Objective: Copy out each line featuring the string "period" from the entries beneath.

Dataset extract:
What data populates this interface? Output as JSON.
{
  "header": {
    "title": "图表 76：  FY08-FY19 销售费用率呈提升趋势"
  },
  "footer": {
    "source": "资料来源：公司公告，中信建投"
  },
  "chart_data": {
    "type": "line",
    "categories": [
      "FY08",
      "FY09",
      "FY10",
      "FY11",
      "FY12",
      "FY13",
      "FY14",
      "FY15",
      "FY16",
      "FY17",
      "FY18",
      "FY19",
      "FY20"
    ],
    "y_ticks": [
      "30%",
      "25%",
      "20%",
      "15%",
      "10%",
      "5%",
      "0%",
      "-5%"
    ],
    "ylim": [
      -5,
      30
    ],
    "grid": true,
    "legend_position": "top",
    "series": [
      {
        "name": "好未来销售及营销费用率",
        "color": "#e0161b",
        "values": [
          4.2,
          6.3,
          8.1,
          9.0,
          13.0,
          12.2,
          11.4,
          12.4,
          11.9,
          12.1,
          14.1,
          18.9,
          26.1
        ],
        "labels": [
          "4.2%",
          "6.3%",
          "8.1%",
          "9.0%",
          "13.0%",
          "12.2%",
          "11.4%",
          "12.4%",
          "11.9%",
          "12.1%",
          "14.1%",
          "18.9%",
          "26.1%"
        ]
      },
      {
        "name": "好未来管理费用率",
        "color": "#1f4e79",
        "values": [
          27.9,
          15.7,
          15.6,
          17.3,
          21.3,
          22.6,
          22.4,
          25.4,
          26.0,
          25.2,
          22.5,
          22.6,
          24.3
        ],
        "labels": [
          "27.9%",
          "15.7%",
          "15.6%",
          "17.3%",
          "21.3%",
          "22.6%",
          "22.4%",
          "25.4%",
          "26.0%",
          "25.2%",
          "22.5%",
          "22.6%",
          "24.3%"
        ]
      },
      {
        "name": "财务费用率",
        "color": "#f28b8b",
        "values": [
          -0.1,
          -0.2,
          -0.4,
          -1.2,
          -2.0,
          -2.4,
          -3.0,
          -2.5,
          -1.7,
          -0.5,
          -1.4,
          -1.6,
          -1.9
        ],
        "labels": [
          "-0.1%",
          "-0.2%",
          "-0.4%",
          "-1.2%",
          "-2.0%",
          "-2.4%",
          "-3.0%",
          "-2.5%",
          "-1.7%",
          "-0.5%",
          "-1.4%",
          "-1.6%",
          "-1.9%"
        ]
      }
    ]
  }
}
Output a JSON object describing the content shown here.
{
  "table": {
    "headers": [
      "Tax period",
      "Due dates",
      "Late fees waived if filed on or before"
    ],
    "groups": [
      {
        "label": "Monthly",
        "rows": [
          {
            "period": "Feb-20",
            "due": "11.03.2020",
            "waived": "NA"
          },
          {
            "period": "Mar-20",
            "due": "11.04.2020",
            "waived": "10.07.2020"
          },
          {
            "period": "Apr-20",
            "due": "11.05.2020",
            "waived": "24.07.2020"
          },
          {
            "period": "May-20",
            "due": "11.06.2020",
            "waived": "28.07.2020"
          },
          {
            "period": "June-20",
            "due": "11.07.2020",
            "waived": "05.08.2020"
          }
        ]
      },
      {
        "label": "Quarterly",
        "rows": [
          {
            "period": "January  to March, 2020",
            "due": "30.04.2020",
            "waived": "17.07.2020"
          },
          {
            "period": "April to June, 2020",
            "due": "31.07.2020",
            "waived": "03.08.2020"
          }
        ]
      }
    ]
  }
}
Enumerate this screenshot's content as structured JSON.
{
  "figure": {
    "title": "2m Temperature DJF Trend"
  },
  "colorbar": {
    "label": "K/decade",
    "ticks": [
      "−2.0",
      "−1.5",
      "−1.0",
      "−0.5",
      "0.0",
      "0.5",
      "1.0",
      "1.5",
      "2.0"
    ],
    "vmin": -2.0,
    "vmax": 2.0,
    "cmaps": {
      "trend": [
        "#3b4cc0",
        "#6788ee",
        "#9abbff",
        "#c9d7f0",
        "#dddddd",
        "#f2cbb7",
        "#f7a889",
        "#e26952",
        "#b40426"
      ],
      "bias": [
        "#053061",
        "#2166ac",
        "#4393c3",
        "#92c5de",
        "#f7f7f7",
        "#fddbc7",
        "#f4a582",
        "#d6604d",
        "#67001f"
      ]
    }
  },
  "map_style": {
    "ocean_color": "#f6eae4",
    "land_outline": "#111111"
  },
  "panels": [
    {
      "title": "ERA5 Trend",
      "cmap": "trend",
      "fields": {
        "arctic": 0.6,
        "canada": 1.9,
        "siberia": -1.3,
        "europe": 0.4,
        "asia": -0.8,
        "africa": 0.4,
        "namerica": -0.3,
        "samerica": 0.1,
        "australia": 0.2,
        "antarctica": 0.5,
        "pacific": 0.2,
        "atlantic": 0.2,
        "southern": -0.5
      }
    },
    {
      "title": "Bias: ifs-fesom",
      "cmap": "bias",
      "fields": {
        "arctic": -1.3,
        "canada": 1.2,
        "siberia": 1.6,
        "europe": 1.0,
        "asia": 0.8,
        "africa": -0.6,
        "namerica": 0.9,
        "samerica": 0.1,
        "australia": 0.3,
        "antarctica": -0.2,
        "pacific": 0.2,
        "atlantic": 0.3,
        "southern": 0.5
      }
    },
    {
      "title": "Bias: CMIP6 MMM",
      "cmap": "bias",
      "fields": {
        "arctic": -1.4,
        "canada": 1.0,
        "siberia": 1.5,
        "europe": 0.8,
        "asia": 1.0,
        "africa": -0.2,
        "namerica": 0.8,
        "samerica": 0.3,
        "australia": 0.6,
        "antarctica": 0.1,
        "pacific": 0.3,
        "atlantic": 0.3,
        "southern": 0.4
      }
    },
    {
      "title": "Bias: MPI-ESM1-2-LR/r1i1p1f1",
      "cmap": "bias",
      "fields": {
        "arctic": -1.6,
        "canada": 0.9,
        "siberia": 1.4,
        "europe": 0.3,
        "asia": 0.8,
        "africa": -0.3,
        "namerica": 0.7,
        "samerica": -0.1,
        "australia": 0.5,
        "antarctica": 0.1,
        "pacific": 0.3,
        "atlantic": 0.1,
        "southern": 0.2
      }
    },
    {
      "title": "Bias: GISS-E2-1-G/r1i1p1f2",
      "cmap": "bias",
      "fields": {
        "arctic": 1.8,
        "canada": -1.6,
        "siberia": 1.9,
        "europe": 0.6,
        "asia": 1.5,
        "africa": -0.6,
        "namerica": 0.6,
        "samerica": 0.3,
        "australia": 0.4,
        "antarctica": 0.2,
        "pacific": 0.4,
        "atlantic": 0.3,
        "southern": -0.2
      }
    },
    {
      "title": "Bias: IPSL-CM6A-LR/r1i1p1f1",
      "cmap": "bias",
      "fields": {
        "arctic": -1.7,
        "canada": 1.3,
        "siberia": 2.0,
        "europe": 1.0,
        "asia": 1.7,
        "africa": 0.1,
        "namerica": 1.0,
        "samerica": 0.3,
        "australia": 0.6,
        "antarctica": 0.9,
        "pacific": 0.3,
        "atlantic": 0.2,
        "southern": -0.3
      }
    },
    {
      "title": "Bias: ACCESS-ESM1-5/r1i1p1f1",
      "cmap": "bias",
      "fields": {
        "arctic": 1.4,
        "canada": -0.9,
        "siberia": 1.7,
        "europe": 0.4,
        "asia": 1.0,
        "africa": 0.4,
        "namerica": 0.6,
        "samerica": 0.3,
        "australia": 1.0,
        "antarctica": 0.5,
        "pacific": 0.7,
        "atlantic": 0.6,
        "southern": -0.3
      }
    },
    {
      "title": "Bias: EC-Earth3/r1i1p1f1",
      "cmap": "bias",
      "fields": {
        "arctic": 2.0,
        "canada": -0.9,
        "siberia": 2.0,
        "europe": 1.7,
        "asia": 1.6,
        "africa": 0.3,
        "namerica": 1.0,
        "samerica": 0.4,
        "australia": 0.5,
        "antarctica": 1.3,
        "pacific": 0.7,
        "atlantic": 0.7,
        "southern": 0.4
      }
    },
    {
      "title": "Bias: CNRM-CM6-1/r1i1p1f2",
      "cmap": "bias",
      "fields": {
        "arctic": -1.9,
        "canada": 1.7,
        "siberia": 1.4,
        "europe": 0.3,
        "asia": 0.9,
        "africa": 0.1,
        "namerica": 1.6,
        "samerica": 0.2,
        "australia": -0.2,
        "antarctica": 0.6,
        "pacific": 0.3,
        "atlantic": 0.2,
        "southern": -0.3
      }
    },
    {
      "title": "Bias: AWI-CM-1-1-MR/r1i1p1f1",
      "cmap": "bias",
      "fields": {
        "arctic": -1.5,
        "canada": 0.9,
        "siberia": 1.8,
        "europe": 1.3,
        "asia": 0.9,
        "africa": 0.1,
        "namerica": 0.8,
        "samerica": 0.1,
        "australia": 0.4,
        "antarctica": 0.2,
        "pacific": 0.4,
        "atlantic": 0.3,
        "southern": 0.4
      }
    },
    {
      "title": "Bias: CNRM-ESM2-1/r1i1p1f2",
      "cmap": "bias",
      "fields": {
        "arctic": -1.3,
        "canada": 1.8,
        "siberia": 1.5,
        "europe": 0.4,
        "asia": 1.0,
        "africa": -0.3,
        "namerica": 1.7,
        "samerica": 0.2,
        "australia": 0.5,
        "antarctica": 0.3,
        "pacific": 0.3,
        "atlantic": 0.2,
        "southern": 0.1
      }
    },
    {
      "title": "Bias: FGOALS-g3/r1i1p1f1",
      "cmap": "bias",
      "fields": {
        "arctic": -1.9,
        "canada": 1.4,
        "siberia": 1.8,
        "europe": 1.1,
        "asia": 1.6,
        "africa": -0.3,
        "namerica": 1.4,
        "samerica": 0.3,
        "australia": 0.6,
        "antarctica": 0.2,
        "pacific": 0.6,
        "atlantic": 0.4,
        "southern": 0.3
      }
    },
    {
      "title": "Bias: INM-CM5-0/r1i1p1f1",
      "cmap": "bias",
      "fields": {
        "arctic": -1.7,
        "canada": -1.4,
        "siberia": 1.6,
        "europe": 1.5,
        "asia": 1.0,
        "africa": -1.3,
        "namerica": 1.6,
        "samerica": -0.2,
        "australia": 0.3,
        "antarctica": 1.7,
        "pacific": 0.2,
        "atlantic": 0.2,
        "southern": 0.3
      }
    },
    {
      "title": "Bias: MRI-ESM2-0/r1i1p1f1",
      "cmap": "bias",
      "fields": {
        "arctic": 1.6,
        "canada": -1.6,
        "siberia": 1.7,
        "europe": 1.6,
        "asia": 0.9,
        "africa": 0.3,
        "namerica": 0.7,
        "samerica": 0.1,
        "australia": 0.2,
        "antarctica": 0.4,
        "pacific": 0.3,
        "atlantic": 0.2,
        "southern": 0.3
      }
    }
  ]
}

Output:
      "Tax period",
            "period": "Feb-20",
            "period": "Mar-20",
            "period": "Apr-20",
            "period": "May-20",
            "period": "June-20",
            "period": "January  to March, 2020",
            "period": "April to June, 2020",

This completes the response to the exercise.